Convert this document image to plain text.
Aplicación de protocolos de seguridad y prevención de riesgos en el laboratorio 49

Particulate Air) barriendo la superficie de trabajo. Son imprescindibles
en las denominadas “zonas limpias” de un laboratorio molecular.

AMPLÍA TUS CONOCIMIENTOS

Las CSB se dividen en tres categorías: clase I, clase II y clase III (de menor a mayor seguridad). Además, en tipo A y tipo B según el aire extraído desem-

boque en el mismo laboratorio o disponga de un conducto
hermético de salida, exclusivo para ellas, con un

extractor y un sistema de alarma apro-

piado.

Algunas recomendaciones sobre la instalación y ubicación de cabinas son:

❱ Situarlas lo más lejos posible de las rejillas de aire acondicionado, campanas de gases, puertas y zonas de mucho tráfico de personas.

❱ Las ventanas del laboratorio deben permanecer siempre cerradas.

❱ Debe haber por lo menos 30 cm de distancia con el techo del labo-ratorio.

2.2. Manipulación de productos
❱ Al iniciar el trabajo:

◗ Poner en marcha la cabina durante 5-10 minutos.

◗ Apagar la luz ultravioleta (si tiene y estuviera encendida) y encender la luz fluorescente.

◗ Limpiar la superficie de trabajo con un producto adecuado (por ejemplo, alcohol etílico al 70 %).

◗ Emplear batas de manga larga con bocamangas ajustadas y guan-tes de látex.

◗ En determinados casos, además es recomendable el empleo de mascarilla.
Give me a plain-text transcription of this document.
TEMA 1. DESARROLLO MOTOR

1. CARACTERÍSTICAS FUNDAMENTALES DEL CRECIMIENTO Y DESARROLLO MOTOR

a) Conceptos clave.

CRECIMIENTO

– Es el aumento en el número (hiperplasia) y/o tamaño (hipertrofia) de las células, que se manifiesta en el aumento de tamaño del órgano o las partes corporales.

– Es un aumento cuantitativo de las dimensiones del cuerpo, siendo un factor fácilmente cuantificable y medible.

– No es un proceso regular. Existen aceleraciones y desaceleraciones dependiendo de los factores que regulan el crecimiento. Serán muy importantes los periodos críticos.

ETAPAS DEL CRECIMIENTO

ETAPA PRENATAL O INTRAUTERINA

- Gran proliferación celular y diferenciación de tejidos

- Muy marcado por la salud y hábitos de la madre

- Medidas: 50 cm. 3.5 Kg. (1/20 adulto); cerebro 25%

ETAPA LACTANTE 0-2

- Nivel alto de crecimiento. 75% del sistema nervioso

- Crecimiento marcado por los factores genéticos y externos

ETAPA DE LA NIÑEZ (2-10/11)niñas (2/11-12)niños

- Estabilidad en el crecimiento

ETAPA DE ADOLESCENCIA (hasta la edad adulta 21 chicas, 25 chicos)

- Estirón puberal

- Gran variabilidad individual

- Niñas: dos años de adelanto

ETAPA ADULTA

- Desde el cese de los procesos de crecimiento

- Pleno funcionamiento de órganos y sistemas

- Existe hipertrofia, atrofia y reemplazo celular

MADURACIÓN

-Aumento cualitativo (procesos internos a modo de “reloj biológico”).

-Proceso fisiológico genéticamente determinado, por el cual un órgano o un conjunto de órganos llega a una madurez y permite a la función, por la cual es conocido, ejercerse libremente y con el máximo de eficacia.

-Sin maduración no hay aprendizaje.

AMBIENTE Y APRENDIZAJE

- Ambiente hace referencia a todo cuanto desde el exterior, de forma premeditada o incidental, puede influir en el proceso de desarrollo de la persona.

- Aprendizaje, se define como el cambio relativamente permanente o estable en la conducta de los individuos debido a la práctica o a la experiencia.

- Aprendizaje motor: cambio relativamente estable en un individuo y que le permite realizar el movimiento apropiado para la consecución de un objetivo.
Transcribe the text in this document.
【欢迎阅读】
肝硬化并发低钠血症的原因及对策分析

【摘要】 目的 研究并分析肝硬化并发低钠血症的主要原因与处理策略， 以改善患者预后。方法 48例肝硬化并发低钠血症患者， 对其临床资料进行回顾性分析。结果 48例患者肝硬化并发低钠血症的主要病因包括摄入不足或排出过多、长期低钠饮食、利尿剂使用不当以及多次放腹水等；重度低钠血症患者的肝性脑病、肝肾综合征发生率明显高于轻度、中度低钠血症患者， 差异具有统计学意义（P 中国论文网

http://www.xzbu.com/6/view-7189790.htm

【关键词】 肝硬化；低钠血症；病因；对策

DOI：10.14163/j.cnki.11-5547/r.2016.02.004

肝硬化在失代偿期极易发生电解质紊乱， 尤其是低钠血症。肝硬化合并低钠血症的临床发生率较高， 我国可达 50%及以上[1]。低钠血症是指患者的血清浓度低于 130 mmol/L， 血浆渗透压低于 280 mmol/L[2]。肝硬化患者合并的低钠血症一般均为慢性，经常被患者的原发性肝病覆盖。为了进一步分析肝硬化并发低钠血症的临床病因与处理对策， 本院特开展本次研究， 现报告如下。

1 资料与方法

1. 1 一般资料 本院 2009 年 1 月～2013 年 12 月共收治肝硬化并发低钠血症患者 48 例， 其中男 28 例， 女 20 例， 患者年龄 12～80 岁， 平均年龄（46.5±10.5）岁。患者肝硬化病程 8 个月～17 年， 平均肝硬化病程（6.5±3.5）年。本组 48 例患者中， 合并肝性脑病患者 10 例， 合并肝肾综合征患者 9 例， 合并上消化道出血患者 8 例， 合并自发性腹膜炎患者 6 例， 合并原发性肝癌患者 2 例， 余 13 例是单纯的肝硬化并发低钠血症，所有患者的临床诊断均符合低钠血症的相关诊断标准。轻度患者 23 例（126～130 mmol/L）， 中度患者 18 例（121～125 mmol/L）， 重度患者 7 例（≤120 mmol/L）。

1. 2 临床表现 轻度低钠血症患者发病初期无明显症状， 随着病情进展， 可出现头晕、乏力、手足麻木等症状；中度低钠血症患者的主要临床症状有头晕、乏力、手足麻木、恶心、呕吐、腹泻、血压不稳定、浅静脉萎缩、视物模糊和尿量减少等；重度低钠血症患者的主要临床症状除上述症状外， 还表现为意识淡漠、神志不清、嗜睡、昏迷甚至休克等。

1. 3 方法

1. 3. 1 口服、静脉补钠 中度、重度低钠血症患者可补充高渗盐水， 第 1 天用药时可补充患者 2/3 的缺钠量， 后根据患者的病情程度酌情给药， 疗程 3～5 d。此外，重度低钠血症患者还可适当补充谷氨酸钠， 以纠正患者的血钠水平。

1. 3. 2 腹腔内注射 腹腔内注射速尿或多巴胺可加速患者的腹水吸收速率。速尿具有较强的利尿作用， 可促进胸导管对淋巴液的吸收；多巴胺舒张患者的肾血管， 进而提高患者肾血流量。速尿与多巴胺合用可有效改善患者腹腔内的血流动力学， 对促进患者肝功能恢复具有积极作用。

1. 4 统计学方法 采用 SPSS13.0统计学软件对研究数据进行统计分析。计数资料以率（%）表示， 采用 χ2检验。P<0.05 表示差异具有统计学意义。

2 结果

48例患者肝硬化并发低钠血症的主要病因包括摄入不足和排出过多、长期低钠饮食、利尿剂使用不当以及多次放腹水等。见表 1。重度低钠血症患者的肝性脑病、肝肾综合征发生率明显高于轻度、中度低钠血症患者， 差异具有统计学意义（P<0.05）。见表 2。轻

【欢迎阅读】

WHAT IS EXPECTED: Return each entry from above without altering a single character.

TASK OUTPUT:
Convert this document image to plain text.
Aplicación de protocolos de seguridad y prevención de riesgos en el laboratorio 49

Particulate Air) barriendo la superficie de trabajo. Son imprescindibles
en las denominadas “zonas limpias” de un laboratorio molecular.

AMPLÍA TUS CONOCIMIENTOS

Las CSB se dividen en tres categorías: clase I, clase II y clase III (de menor a mayor seguridad). Además, en tipo A y tipo B según el aire extraído desem-

boque en el mismo laboratorio o disponga de un conducto
hermético de salida, exclusivo para ellas, con un

extractor y un sistema de alarma apro-

piado.

Algunas recomendaciones sobre la instalación y ubicación de cabinas son:

❱ Situarlas lo más lejos posible de las rejillas de aire acondicionado, campanas de gases, puertas y zonas de mucho tráfico de personas.

❱ Las ventanas del laboratorio deben permanecer siempre cerradas.

❱ Debe haber por lo menos 30 cm de distancia con el techo del labo-ratorio.

2.2. Manipulación de productos
❱ Al iniciar el trabajo:

◗ Poner en marcha la cabina durante 5-10 minutos.

◗ Apagar la luz ultravioleta (si tiene y estuviera encendida) y encender la luz fluorescente.

◗ Limpiar la superficie de trabajo con un producto adecuado (por ejemplo, alcohol etílico al 70 %).

◗ Emplear batas de manga larga con bocamangas ajustadas y guan-tes de látex.

◗ En determinados casos, además es recomendable el empleo de mascarilla.
Give me a plain-text transcription of this document.
TEMA 1. DESARROLLO MOTOR

1. CARACTERÍSTICAS FUNDAMENTALES DEL CRECIMIENTO Y DESARROLLO MOTOR

a) Conceptos clave.

CRECIMIENTO

– Es el aumento en el número (hiperplasia) y/o tamaño (hipertrofia) de las células, que se manifiesta en el aumento de tamaño del órgano o las partes corporales.

– Es un aumento cuantitativo de las dimensiones del cuerpo, siendo un factor fácilmente cuantificable y medible.

– No es un proceso regular. Existen aceleraciones y desaceleraciones dependiendo de los factores que regulan el crecimiento. Serán muy importantes los periodos críticos.

ETAPAS DEL CRECIMIENTO

ETAPA PRENATAL O INTRAUTERINA

- Gran proliferación celular y diferenciación de tejidos

- Muy marcado por la salud y hábitos de la madre

- Medidas: 50 cm. 3.5 Kg. (1/20 adulto); cerebro 25%

ETAPA LACTANTE 0-2

- Nivel alto de crecimiento. 75% del sistema nervioso

- Crecimiento marcado por los factores genéticos y externos

ETAPA DE LA NIÑEZ (2-10/11)niñas (2/11-12)niños

- Estabilidad en el crecimiento

ETAPA DE ADOLESCENCIA (hasta la edad adulta 21 chicas, 25 chicos)

- Estirón puberal

- Gran variabilidad individual

- Niñas: dos años de adelanto

ETAPA ADULTA

- Desde el cese de los procesos de crecimiento

- Pleno funcionamiento de órganos y sistemas

- Existe hipertrofia, atrofia y reemplazo celular

MADURACIÓN

-Aumento cualitativo (procesos internos a modo de “reloj biológico”).

-Proceso fisiológico genéticamente determinado, por el cual un órgano o un conjunto de órganos llega a una madurez y permite a la función, por la cual es conocido, ejercerse libremente y con el máximo de eficacia.

-Sin maduración no hay aprendizaje.

AMBIENTE Y APRENDIZAJE

- Ambiente hace referencia a todo cuanto desde el exterior, de forma premeditada o incidental, puede influir en el proceso de desarrollo de la persona.

- Aprendizaje, se define como el cambio relativamente permanente o estable en la conducta de los individuos debido a la práctica o a la experiencia.

- Aprendizaje motor: cambio relativamente estable en un individuo y que le permite realizar el movimiento apropiado para la consecución de un objetivo.
Transcribe the text in this document.
【欢迎阅读】
肝硬化并发低钠血症的原因及对策分析

【摘要】 目的 研究并分析肝硬化并发低钠血症的主要原因与处理策略， 以改善患者预后。方法 48例肝硬化并发低钠血症患者， 对其临床资料进行回顾性分析。结果 48例患者肝硬化并发低钠血症的主要病因包括摄入不足或排出过多、长期低钠饮食、利尿剂使用不当以及多次放腹水等；重度低钠血症患者的肝性脑病、肝肾综合征发生率明显高于轻度、中度低钠血症患者， 差异具有统计学意义（P 中国论文网

http://www.xzbu.com/6/view-7189790.htm

【关键词】 肝硬化；低钠血症；病因；对策

DOI：10.14163/j.cnki.11-5547/r.2016.02.004

肝硬化在失代偿期极易发生电解质紊乱， 尤其是低钠血症。肝硬化合并低钠血症的临床发生率较高， 我国可达 50%及以上[1]。低钠血症是指患者的血清浓度低于 130 mmol/L， 血浆渗透压低于 280 mmol/L[2]。肝硬化患者合并的低钠血症一般均为慢性，经常被患者的原发性肝病覆盖。为了进一步分析肝硬化并发低钠血症的临床病因与处理对策， 本院特开展本次研究， 现报告如下。

1 资料与方法

1. 1 一般资料 本院 2009 年 1 月～2013 年 12 月共收治肝硬化并发低钠血症患者 48 例， 其中男 28 例， 女 20 例， 患者年龄 12～80 岁， 平均年龄（46.5±10.5）岁。患者肝硬化病程 8 个月～17 年， 平均肝硬化病程（6.5±3.5）年。本组 48 例患者中， 合并肝性脑病患者 10 例， 合并肝肾综合征患者 9 例， 合并上消化道出血患者 8 例， 合并自发性腹膜炎患者 6 例， 合并原发性肝癌患者 2 例， 余 13 例是单纯的肝硬化并发低钠血症，所有患者的临床诊断均符合低钠血症的相关诊断标准。轻度患者 23 例（126～130 mmol/L）， 中度患者 18 例（121～125 mmol/L）， 重度患者 7 例（≤120 mmol/L）。

1. 2 临床表现 轻度低钠血症患者发病初期无明显症状， 随着病情进展， 可出现头晕、乏力、手足麻木等症状；中度低钠血症患者的主要临床症状有头晕、乏力、手足麻木、恶心、呕吐、腹泻、血压不稳定、浅静脉萎缩、视物模糊和尿量减少等；重度低钠血症患者的主要临床症状除上述症状外， 还表现为意识淡漠、神志不清、嗜睡、昏迷甚至休克等。

1. 3 方法

1. 3. 1 口服、静脉补钠 中度、重度低钠血症患者可补充高渗盐水， 第 1 天用药时可补充患者 2/3 的缺钠量， 后根据患者的病情程度酌情给药， 疗程 3～5 d。此外，重度低钠血症患者还可适当补充谷氨酸钠， 以纠正患者的血钠水平。

1. 3. 2 腹腔内注射 腹腔内注射速尿或多巴胺可加速患者的腹水吸收速率。速尿具有较强的利尿作用， 可促进胸导管对淋巴液的吸收；多巴胺舒张患者的肾血管， 进而提高患者肾血流量。速尿与多巴胺合用可有效改善患者腹腔内的血流动力学， 对促进患者肝功能恢复具有积极作用。

1. 4 统计学方法 采用 SPSS13.0统计学软件对研究数据进行统计分析。计数资料以率（%）表示， 采用 χ2检验。P<0.05 表示差异具有统计学意义。

2 结果

48例患者肝硬化并发低钠血症的主要病因包括摄入不足和排出过多、长期低钠饮食、利尿剂使用不当以及多次放腹水等。见表 1。重度低钠血症患者的肝性脑病、肝肾综合征发生率明显高于轻度、中度低钠血症患者， 差异具有统计学意义（P<0.05）。见表 2。轻

【欢迎阅读】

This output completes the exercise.